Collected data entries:
──────────────────────────────

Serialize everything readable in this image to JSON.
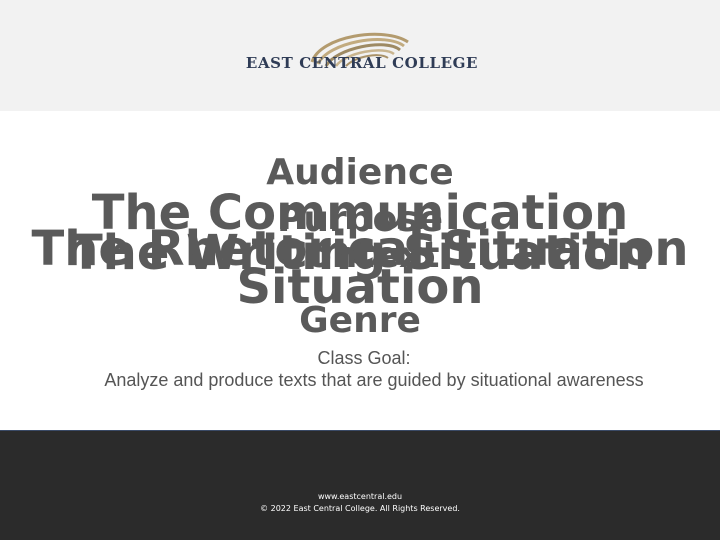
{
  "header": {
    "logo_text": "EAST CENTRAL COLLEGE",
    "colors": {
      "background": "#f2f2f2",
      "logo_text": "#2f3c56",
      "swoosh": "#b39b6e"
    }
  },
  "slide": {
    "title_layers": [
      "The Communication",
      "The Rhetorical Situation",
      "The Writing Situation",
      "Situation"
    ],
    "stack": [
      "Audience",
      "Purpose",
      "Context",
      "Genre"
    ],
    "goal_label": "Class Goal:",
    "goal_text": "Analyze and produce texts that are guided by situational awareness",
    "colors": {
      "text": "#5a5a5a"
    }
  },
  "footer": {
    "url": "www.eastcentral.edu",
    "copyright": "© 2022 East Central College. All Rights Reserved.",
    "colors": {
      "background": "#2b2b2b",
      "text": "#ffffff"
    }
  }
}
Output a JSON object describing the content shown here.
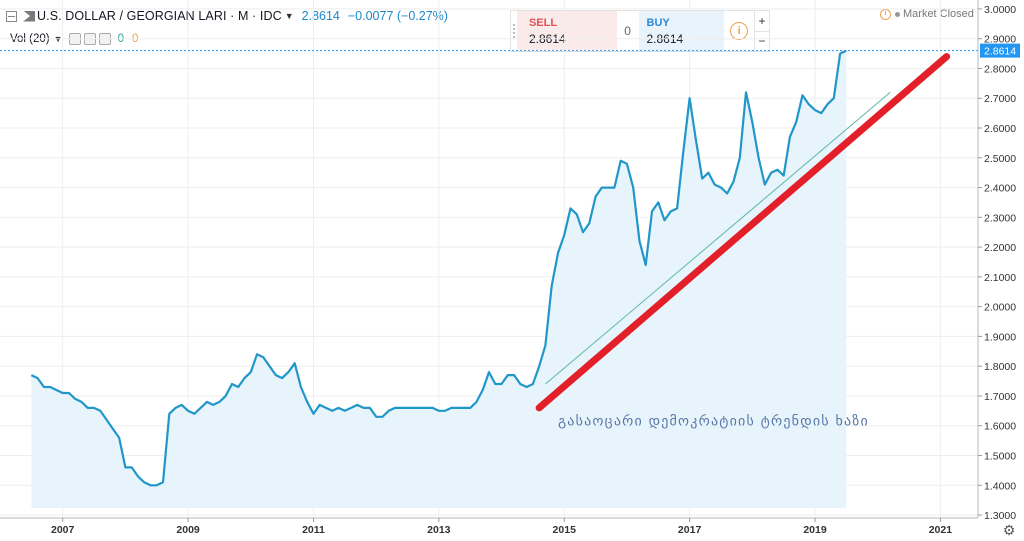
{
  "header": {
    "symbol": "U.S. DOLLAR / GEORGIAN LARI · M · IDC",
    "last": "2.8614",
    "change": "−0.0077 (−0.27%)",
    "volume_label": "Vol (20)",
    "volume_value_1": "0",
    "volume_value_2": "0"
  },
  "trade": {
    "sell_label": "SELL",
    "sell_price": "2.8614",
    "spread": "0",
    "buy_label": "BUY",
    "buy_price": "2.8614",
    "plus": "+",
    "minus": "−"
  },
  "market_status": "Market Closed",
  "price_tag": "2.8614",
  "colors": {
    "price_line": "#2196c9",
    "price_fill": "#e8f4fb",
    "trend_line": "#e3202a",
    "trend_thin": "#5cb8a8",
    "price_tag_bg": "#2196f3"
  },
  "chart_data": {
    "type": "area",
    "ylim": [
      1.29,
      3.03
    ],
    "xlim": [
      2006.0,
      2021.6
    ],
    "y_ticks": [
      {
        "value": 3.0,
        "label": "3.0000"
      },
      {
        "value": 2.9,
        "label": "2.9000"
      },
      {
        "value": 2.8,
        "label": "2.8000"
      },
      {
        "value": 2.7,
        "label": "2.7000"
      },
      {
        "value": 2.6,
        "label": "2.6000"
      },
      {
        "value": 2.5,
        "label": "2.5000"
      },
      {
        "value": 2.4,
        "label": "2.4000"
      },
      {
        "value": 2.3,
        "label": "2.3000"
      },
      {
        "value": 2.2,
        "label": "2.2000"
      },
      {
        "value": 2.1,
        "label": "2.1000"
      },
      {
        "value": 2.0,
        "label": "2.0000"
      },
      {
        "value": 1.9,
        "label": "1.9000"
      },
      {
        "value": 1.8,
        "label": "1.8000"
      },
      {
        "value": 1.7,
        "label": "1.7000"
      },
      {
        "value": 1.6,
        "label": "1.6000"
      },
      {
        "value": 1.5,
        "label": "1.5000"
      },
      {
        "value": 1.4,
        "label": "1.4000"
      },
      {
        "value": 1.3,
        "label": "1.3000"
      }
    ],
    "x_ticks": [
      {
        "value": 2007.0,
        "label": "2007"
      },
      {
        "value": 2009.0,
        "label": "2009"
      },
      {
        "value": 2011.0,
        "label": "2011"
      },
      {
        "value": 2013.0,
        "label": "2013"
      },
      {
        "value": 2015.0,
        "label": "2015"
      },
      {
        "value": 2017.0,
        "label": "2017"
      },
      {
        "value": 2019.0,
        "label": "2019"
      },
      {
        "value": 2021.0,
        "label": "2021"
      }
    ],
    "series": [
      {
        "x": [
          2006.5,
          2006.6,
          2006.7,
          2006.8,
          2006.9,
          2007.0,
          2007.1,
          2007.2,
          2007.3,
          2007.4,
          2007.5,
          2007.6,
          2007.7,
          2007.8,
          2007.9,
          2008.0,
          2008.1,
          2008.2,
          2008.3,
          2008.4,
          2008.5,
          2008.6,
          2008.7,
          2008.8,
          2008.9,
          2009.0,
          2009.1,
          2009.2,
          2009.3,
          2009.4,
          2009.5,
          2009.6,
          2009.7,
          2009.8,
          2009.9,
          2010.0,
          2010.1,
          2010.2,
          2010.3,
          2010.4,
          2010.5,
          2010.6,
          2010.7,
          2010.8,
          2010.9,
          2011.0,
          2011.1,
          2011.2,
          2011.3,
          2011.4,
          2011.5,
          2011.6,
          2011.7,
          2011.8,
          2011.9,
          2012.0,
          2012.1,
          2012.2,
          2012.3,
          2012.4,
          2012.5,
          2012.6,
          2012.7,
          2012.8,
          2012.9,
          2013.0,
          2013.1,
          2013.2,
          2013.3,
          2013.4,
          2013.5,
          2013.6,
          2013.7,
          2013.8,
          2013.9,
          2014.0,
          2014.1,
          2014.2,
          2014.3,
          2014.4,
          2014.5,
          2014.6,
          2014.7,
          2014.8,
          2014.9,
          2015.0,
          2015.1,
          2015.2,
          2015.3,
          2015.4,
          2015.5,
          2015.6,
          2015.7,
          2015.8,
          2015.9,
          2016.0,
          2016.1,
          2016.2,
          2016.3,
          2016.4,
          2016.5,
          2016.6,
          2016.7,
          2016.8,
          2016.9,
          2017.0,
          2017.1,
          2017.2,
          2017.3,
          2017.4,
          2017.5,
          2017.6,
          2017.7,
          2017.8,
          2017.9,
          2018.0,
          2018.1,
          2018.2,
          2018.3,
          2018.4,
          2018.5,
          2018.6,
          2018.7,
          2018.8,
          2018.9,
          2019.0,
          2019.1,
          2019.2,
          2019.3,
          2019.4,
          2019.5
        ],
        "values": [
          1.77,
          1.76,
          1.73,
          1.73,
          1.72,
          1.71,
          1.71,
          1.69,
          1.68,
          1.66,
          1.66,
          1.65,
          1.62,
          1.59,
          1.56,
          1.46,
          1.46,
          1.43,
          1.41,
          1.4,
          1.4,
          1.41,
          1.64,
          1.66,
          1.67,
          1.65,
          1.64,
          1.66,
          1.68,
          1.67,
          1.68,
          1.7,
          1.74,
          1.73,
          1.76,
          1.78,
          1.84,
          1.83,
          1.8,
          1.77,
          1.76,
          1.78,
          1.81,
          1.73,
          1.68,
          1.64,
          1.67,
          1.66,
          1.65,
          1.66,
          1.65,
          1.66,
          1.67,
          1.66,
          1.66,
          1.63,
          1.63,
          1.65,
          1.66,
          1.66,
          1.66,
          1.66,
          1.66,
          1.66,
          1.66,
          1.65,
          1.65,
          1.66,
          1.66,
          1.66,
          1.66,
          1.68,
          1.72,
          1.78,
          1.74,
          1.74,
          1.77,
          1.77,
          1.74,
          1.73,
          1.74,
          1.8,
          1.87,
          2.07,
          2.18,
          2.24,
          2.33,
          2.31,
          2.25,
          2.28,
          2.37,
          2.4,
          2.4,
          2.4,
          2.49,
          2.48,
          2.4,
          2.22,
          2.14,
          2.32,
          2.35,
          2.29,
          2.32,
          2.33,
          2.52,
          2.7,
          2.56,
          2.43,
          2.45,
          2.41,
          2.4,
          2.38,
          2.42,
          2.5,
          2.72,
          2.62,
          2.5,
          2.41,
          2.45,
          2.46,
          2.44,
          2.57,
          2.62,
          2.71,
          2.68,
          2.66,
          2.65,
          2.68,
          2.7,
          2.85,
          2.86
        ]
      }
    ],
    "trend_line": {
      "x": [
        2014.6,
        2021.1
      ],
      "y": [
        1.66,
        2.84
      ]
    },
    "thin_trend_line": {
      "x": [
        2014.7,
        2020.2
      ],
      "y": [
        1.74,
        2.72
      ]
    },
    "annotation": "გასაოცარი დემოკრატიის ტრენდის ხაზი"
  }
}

──────────────────────────────

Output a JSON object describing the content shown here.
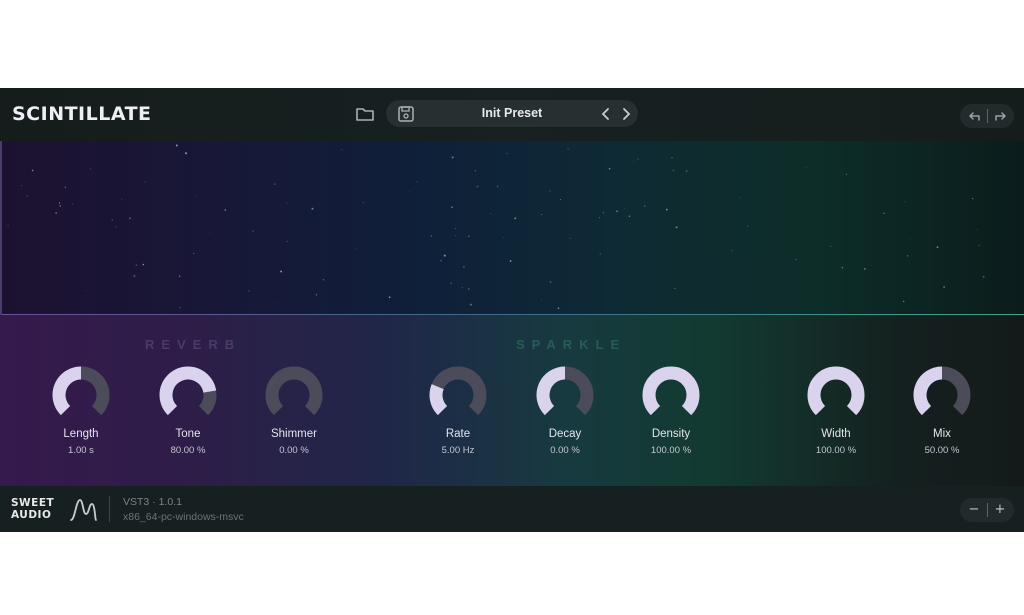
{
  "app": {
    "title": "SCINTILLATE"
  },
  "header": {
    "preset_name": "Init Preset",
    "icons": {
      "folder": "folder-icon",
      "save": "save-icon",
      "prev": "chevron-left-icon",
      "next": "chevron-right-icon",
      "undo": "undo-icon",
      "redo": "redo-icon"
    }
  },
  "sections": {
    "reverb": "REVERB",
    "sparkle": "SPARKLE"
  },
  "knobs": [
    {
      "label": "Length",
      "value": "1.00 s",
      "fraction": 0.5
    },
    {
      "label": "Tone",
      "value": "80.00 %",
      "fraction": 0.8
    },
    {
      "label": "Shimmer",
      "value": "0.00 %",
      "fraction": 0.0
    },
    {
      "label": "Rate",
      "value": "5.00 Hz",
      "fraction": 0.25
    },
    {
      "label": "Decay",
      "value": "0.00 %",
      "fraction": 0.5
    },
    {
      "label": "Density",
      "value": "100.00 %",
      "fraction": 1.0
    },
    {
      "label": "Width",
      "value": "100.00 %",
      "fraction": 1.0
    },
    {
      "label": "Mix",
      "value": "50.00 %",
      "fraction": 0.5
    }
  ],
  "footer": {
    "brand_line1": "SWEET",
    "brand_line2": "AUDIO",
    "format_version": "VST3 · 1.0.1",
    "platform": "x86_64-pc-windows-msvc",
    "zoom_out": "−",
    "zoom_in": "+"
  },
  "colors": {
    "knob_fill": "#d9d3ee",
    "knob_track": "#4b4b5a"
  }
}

──────────────────────────────

The problem> Identify the lines above with the word "chevron". Copy them.

Solved exercise>
      "prev": "chevron-left-icon",
      "next": "chevron-right-icon",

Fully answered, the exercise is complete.